Exercise task: Copy every entry word for word. Skip the pictures.

Collected data entries
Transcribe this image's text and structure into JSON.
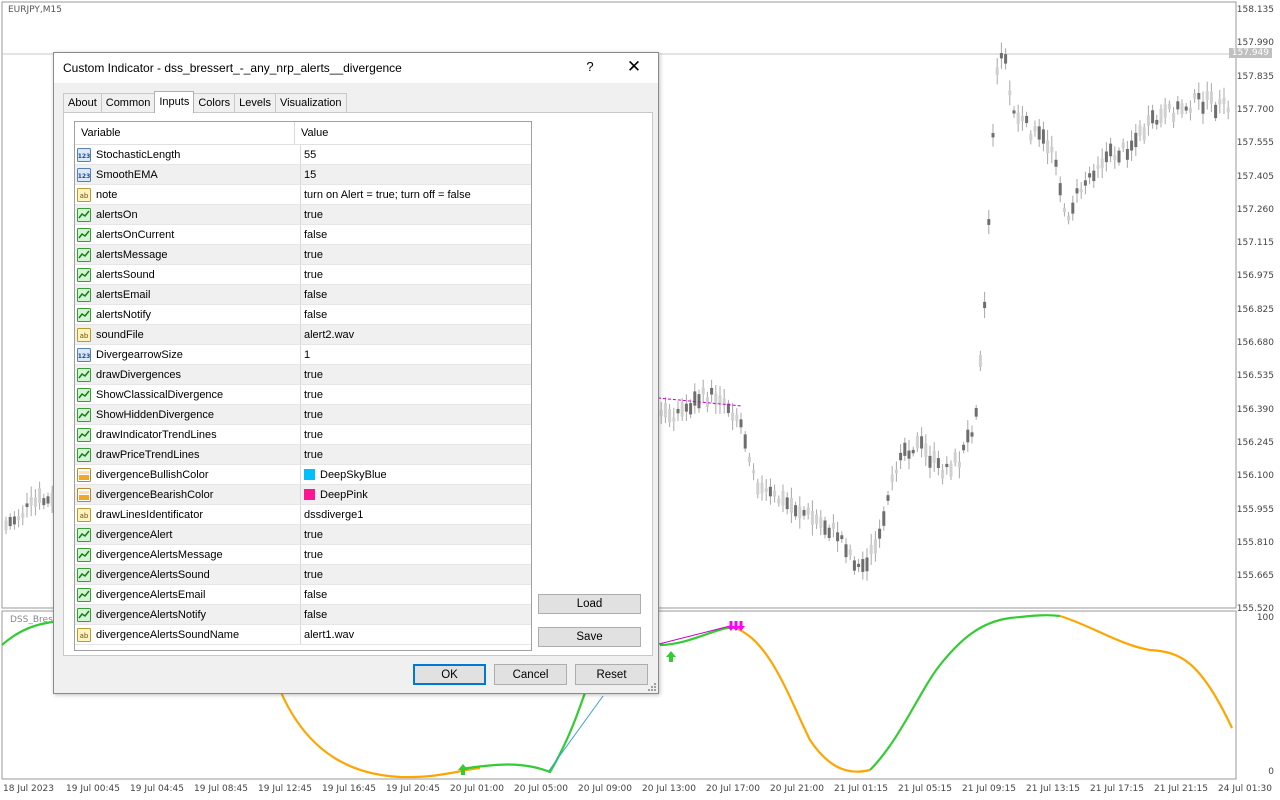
{
  "chart": {
    "symbol": "EURJPY,M15",
    "indicator_label": "DSS_Bresse",
    "current_price": "157.949",
    "price_axis": [
      "158.135",
      "157.990",
      "157.835",
      "157.700",
      "157.555",
      "157.405",
      "157.260",
      "157.115",
      "156.975",
      "156.825",
      "156.680",
      "156.535",
      "156.390",
      "156.245",
      "156.100",
      "155.955",
      "155.810",
      "155.665",
      "155.520"
    ],
    "indicator_axis": [
      "100",
      "0"
    ],
    "time_axis": [
      "18 Jul 2023",
      "19 Jul 00:45",
      "19 Jul 04:45",
      "19 Jul 08:45",
      "19 Jul 12:45",
      "19 Jul 16:45",
      "19 Jul 20:45",
      "20 Jul 01:00",
      "20 Jul 05:00",
      "20 Jul 09:00",
      "20 Jul 13:00",
      "20 Jul 17:00",
      "20 Jul 21:00",
      "21 Jul 01:15",
      "21 Jul 05:15",
      "21 Jul 09:15",
      "21 Jul 13:15",
      "21 Jul 17:15",
      "21 Jul 21:15",
      "24 Jul 01:30"
    ],
    "colors": {
      "bull": "#33cc33",
      "bear": "#ffa500",
      "down_arrow": "#ff00ff",
      "candle": "#a0a0a0",
      "divergence_line": "#cc00cc"
    }
  },
  "dialog": {
    "title": "Custom Indicator - dss_bressert_-_any_nrp_alerts__divergence",
    "help_label": "?",
    "close_label": "✕",
    "tabs": [
      "About",
      "Common",
      "Inputs",
      "Colors",
      "Levels",
      "Visualization"
    ],
    "active_tab": "Inputs",
    "columns": {
      "variable": "Variable",
      "value": "Value"
    },
    "rows": [
      {
        "type": "int",
        "name": "StochasticLength",
        "value": "55"
      },
      {
        "type": "int",
        "name": "SmoothEMA",
        "value": "15"
      },
      {
        "type": "str",
        "name": "note",
        "value": "turn on Alert = true; turn off = false"
      },
      {
        "type": "bool",
        "name": "alertsOn",
        "value": "true"
      },
      {
        "type": "bool",
        "name": "alertsOnCurrent",
        "value": "false"
      },
      {
        "type": "bool",
        "name": "alertsMessage",
        "value": "true"
      },
      {
        "type": "bool",
        "name": "alertsSound",
        "value": "true"
      },
      {
        "type": "bool",
        "name": "alertsEmail",
        "value": "false"
      },
      {
        "type": "bool",
        "name": "alertsNotify",
        "value": "false"
      },
      {
        "type": "str",
        "name": "soundFile",
        "value": "alert2.wav"
      },
      {
        "type": "int",
        "name": "DivergearrowSize",
        "value": "1"
      },
      {
        "type": "bool",
        "name": "drawDivergences",
        "value": "true"
      },
      {
        "type": "bool",
        "name": "ShowClassicalDivergence",
        "value": "true"
      },
      {
        "type": "bool",
        "name": "ShowHiddenDivergence",
        "value": "true"
      },
      {
        "type": "bool",
        "name": "drawIndicatorTrendLines",
        "value": "true"
      },
      {
        "type": "bool",
        "name": "drawPriceTrendLines",
        "value": "true"
      },
      {
        "type": "color",
        "name": "divergenceBullishColor",
        "value": "DeepSkyBlue",
        "swatch": "#00bfff"
      },
      {
        "type": "color",
        "name": "divergenceBearishColor",
        "value": "DeepPink",
        "swatch": "#ff1493"
      },
      {
        "type": "str",
        "name": "drawLinesIdentificator",
        "value": "dssdiverge1"
      },
      {
        "type": "bool",
        "name": "divergenceAlert",
        "value": "true"
      },
      {
        "type": "bool",
        "name": "divergenceAlertsMessage",
        "value": "true"
      },
      {
        "type": "bool",
        "name": "divergenceAlertsSound",
        "value": "true"
      },
      {
        "type": "bool",
        "name": "divergenceAlertsEmail",
        "value": "false"
      },
      {
        "type": "bool",
        "name": "divergenceAlertsNotify",
        "value": "false"
      },
      {
        "type": "str",
        "name": "divergenceAlertsSoundName",
        "value": "alert1.wav"
      }
    ],
    "buttons": {
      "load": "Load",
      "save": "Save",
      "ok": "OK",
      "cancel": "Cancel",
      "reset": "Reset"
    }
  }
}
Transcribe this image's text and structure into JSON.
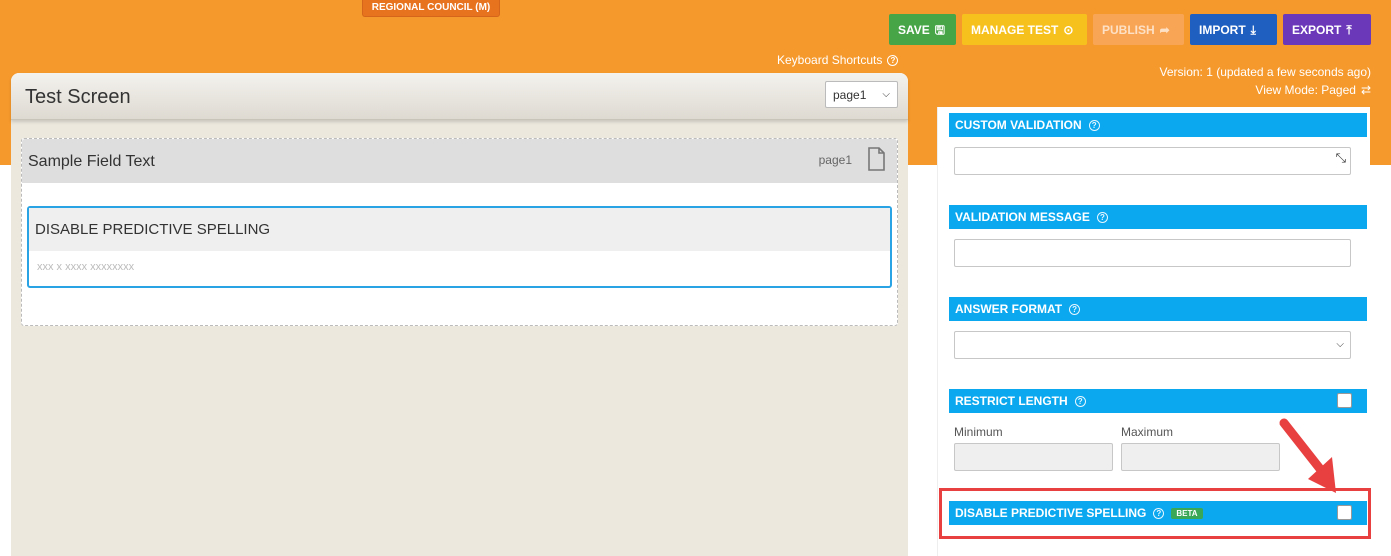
{
  "org_badge": "REGIONAL COUNCIL (M)",
  "toolbar": {
    "save": "SAVE",
    "manage_test": "MANAGE TEST",
    "publish": "PUBLISH",
    "import": "IMPORT",
    "export": "EXPORT"
  },
  "keyboard_shortcuts": "Keyboard Shortcuts",
  "version": "Version: 1 (updated a few seconds ago)",
  "view_mode": "View Mode: Paged",
  "screen": {
    "title": "Test Screen",
    "page_select": "page1"
  },
  "page_card": {
    "title": "Sample Field Text",
    "page_label": "page1"
  },
  "field": {
    "label": "DISABLE PREDICTIVE SPELLING",
    "placeholder": "xxx x xxxx xxxxxxxx"
  },
  "props": {
    "custom_validation": "CUSTOM VALIDATION",
    "validation_message": "VALIDATION MESSAGE",
    "answer_format": "ANSWER FORMAT",
    "restrict_length": "RESTRICT LENGTH",
    "minimum": "Minimum",
    "maximum": "Maximum",
    "disable_predictive_spelling": "DISABLE PREDICTIVE SPELLING",
    "beta": "BETA"
  },
  "colors": {
    "brand_orange": "#f6992c",
    "section_blue": "#0ba8ef",
    "highlight_red": "#e84040"
  }
}
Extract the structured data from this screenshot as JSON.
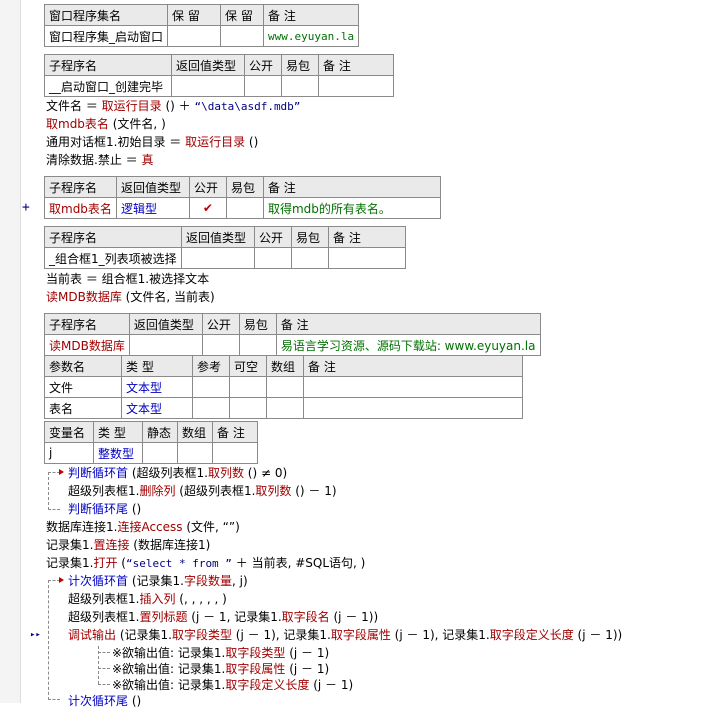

Reply to the exercise:
Transcribe this image's text and structure into JSON.
{
  "chart": {
    "symbol": "EURJPY,M15",
    "indicator_label": "DSS_Bresse",
    "current_price": "157.949",
    "price_axis": [
      "158.135",
      "157.990",
      "157.835",
      "157.700",
      "157.555",
      "157.405",
      "157.260",
      "157.115",
      "156.975",
      "156.825",
      "156.680",
      "156.535",
      "156.390",
      "156.245",
      "156.100",
      "155.955",
      "155.810",
      "155.665",
      "155.520"
    ],
    "indicator_axis": [
      "100",
      "0"
    ],
    "time_axis": [
      "18 Jul 2023",
      "19 Jul 00:45",
      "19 Jul 04:45",
      "19 Jul 08:45",
      "19 Jul 12:45",
      "19 Jul 16:45",
      "19 Jul 20:45",
      "20 Jul 01:00",
      "20 Jul 05:00",
      "20 Jul 09:00",
      "20 Jul 13:00",
      "20 Jul 17:00",
      "20 Jul 21:00",
      "21 Jul 01:15",
      "21 Jul 05:15",
      "21 Jul 09:15",
      "21 Jul 13:15",
      "21 Jul 17:15",
      "21 Jul 21:15",
      "24 Jul 01:30"
    ],
    "colors": {
      "bull": "#33cc33",
      "bear": "#ffa500",
      "down_arrow": "#ff00ff",
      "candle": "#a0a0a0",
      "divergence_line": "#cc00cc"
    }
  },
  "dialog": {
    "title": "Custom Indicator - dss_bressert_-_any_nrp_alerts__divergence",
    "help_label": "?",
    "close_label": "✕",
    "tabs": [
      "About",
      "Common",
      "Inputs",
      "Colors",
      "Levels",
      "Visualization"
    ],
    "active_tab": "Inputs",
    "columns": {
      "variable": "Variable",
      "value": "Value"
    },
    "rows": [
      {
        "type": "int",
        "name": "StochasticLength",
        "value": "55"
      },
      {
        "type": "int",
        "name": "SmoothEMA",
        "value": "15"
      },
      {
        "type": "str",
        "name": "note",
        "value": "turn on Alert = true; turn off = false"
      },
      {
        "type": "bool",
        "name": "alertsOn",
        "value": "true"
      },
      {
        "type": "bool",
        "name": "alertsOnCurrent",
        "value": "false"
      },
      {
        "type": "bool",
        "name": "alertsMessage",
        "value": "true"
      },
      {
        "type": "bool",
        "name": "alertsSound",
        "value": "true"
      },
      {
        "type": "bool",
        "name": "alertsEmail",
        "value": "false"
      },
      {
        "type": "bool",
        "name": "alertsNotify",
        "value": "false"
      },
      {
        "type": "str",
        "name": "soundFile",
        "value": "alert2.wav"
      },
      {
        "type": "int",
        "name": "DivergearrowSize",
        "value": "1"
      },
      {
        "type": "bool",
        "name": "drawDivergences",
        "value": "true"
      },
      {
        "type": "bool",
        "name": "ShowClassicalDivergence",
        "value": "true"
      },
      {
        "type": "bool",
        "name": "ShowHiddenDivergence",
        "value": "true"
      },
      {
        "type": "bool",
        "name": "drawIndicatorTrendLines",
        "value": "true"
      },
      {
        "type": "bool",
        "name": "drawPriceTrendLines",
        "value": "true"
      },
      {
        "type": "color",
        "name": "divergenceBullishColor",
        "value": "DeepSkyBlue",
        "swatch": "#00bfff"
      },
      {
        "type": "color",
        "name": "divergenceBearishColor",
        "value": "DeepPink",
        "swatch": "#ff1493"
      },
      {
        "type": "str",
        "name": "drawLinesIdentificator",
        "value": "dssdiverge1"
      },
      {
        "type": "bool",
        "name": "divergenceAlert",
        "value": "true"
      },
      {
        "type": "bool",
        "name": "divergenceAlertsMessage",
        "value": "true"
      },
      {
        "type": "bool",
        "name": "divergenceAlertsSound",
        "value": "true"
      },
      {
        "type": "bool",
        "name": "divergenceAlertsEmail",
        "value": "false"
      },
      {
        "type": "bool",
        "name": "divergenceAlertsNotify",
        "value": "false"
      },
      {
        "type": "str",
        "name": "divergenceAlertsSoundName",
        "value": "alert1.wav"
      }
    ],
    "buttons": {
      "load": "Load",
      "save": "Save",
      "ok": "OK",
      "cancel": "Cancel",
      "reset": "Reset"
    }
  }
}
Transcribe this image's text and structure into JSON.
{
  "org_badge": "REGIONAL COUNCIL (M)",
  "toolbar": {
    "save": "SAVE",
    "manage_test": "MANAGE TEST",
    "publish": "PUBLISH",
    "import": "IMPORT",
    "export": "EXPORT"
  },
  "keyboard_shortcuts": "Keyboard Shortcuts",
  "version": "Version: 1 (updated a few seconds ago)",
  "view_mode": "View Mode: Paged",
  "screen": {
    "title": "Test Screen",
    "page_select": "page1"
  },
  "page_card": {
    "title": "Sample Field Text",
    "page_label": "page1"
  },
  "field": {
    "label": "DISABLE PREDICTIVE SPELLING",
    "placeholder": "xxx x xxxx xxxxxxxx"
  },
  "props": {
    "custom_validation": "CUSTOM VALIDATION",
    "validation_message": "VALIDATION MESSAGE",
    "answer_format": "ANSWER FORMAT",
    "restrict_length": "RESTRICT LENGTH",
    "minimum": "Minimum",
    "maximum": "Maximum",
    "disable_predictive_spelling": "DISABLE PREDICTIVE SPELLING",
    "beta": "BETA"
  },
  "colors": {
    "brand_orange": "#f6992c",
    "section_blue": "#0ba8ef",
    "highlight_red": "#e84040"
  }
}
Extract the structured data from this screenshot as JSON.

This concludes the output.